WHAT YOU WILL DO: Could you update the records from the first line through the line with "table-row — [9, 576, 1274, 641]", inclusive, by changing "cell-level" to "cell-grade" and keeping everything else the same? Return only those lines.
==== SUPPLIED INFORMATION
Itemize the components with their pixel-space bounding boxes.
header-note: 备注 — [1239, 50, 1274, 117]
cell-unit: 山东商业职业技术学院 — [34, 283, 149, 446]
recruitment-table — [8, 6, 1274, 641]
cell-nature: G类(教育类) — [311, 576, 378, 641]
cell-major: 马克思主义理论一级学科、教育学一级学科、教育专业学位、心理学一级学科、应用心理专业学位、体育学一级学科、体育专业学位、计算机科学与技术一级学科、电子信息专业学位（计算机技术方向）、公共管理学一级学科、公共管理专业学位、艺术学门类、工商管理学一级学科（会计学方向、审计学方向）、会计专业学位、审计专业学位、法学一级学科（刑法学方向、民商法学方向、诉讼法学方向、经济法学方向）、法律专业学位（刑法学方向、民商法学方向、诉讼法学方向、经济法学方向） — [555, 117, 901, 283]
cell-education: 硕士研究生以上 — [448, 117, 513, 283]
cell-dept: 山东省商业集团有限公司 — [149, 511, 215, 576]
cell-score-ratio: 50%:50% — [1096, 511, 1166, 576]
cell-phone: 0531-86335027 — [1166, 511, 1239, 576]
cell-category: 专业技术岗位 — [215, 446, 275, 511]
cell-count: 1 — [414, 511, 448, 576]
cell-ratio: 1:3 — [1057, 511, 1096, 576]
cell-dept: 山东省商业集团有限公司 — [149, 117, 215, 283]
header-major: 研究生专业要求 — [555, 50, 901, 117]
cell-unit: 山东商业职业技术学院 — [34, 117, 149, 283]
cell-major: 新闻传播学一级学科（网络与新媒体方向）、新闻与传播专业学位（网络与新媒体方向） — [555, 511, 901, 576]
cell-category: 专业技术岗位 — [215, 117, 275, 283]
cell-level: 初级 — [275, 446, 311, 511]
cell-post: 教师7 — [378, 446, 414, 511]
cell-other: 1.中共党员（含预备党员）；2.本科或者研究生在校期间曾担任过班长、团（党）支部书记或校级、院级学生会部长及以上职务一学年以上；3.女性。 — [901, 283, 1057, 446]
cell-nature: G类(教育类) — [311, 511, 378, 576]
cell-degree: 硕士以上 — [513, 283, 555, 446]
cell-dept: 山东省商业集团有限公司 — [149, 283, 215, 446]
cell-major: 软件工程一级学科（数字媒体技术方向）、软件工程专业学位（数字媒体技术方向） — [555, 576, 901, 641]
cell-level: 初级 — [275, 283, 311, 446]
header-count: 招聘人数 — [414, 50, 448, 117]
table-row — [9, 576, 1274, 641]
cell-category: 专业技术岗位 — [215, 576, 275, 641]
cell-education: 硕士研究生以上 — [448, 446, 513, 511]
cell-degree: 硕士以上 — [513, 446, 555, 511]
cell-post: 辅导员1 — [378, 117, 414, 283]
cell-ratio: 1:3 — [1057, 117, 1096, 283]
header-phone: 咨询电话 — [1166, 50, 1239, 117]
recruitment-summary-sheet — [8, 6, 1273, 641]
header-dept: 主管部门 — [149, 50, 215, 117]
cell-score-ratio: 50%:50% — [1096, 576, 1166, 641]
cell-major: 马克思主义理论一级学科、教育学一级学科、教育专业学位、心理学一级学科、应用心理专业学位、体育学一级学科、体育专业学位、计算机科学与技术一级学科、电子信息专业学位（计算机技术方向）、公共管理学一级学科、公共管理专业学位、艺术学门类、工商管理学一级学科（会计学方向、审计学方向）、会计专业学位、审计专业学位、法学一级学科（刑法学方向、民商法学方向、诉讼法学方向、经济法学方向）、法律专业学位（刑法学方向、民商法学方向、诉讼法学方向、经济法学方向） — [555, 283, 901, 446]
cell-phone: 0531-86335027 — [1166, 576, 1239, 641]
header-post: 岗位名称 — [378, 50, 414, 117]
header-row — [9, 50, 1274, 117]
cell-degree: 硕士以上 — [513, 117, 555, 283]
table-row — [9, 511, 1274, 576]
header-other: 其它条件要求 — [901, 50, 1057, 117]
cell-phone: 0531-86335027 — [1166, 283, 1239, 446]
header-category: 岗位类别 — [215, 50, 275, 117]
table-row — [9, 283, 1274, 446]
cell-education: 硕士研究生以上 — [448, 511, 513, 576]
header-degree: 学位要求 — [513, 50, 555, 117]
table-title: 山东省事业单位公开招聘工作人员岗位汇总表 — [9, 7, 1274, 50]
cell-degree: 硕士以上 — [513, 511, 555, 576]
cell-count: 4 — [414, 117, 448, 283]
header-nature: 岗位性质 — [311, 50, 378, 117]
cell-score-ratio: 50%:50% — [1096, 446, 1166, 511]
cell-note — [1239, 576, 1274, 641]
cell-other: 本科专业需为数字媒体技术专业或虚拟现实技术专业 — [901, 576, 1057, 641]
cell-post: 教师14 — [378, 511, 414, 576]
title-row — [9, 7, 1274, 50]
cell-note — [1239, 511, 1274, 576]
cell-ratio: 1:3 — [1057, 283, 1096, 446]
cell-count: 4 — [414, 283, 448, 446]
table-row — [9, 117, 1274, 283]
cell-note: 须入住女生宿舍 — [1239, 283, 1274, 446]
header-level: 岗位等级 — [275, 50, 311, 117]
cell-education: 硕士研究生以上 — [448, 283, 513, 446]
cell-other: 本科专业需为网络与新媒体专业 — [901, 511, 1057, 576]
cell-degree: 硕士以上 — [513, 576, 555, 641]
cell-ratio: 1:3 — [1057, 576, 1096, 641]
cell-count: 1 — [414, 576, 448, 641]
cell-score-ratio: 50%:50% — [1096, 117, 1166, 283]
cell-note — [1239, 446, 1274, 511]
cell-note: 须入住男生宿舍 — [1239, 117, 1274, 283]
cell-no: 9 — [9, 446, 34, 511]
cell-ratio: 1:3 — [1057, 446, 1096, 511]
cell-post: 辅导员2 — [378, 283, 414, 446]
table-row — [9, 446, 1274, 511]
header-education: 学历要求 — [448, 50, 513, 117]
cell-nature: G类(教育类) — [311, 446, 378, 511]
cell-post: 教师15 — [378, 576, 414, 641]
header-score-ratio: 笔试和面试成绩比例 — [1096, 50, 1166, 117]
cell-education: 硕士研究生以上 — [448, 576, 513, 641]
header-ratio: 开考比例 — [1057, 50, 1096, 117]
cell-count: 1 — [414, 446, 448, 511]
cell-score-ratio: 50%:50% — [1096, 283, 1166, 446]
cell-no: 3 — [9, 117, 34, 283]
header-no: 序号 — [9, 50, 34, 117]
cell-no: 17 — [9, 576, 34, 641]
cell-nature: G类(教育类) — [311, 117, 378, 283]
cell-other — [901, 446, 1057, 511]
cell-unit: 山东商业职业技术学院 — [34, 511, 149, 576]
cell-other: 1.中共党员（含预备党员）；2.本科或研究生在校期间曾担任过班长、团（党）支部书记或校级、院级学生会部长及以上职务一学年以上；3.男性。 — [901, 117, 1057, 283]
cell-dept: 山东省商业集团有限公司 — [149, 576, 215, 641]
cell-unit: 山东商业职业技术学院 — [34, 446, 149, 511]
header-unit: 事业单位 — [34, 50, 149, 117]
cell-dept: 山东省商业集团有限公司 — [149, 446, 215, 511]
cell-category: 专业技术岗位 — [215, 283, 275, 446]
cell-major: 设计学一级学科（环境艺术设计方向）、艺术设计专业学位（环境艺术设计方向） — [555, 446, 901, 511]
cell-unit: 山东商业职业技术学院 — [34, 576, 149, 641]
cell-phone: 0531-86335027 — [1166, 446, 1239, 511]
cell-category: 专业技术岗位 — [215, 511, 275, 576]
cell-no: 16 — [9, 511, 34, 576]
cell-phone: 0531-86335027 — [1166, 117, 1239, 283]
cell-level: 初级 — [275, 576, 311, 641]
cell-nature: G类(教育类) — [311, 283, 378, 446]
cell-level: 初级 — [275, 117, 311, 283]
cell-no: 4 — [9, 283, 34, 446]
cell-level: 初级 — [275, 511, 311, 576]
========
OUTPUT OF THE EXERCISE:
Itemize the components with their pixel-space bounding boxes.
header-note: 备注 — [1239, 50, 1274, 117]
cell-unit: 山东商业职业技术学院 — [34, 283, 149, 446]
recruitment-table — [8, 6, 1274, 641]
cell-nature: G类(教育类) — [311, 576, 378, 641]
cell-major: 马克思主义理论一级学科、教育学一级学科、教育专业学位、心理学一级学科、应用心理专业学位、体育学一级学科、体育专业学位、计算机科学与技术一级学科、电子信息专业学位（计算机技术方向）、公共管理学一级学科、公共管理专业学位、艺术学门类、工商管理学一级学科（会计学方向、审计学方向）、会计专业学位、审计专业学位、法学一级学科（刑法学方向、民商法学方向、诉讼法学方向、经济法学方向）、法律专业学位（刑法学方向、民商法学方向、诉讼法学方向、经济法学方向） — [555, 117, 901, 283]
cell-education: 硕士研究生以上 — [448, 117, 513, 283]
cell-dept: 山东省商业集团有限公司 — [149, 511, 215, 576]
cell-score-ratio: 50%:50% — [1096, 511, 1166, 576]
cell-phone: 0531-86335027 — [1166, 511, 1239, 576]
cell-category: 专业技术岗位 — [215, 446, 275, 511]
cell-count: 1 — [414, 511, 448, 576]
cell-ratio: 1:3 — [1057, 511, 1096, 576]
cell-dept: 山东省商业集团有限公司 — [149, 117, 215, 283]
header-major: 研究生专业要求 — [555, 50, 901, 117]
cell-unit: 山东商业职业技术学院 — [34, 117, 149, 283]
cell-major: 新闻传播学一级学科（网络与新媒体方向）、新闻与传播专业学位（网络与新媒体方向） — [555, 511, 901, 576]
cell-category: 专业技术岗位 — [215, 117, 275, 283]
cell-grade: 初级 — [275, 446, 311, 511]
cell-post: 教师7 — [378, 446, 414, 511]
cell-other: 1.中共党员（含预备党员）；2.本科或者研究生在校期间曾担任过班长、团（党）支部书记或校级、院级学生会部长及以上职务一学年以上；3.女性。 — [901, 283, 1057, 446]
cell-nature: G类(教育类) — [311, 511, 378, 576]
cell-degree: 硕士以上 — [513, 283, 555, 446]
cell-dept: 山东省商业集团有限公司 — [149, 283, 215, 446]
cell-major: 软件工程一级学科（数字媒体技术方向）、软件工程专业学位（数字媒体技术方向） — [555, 576, 901, 641]
cell-grade: 初级 — [275, 283, 311, 446]
header-count: 招聘人数 — [414, 50, 448, 117]
table-row — [9, 576, 1274, 641]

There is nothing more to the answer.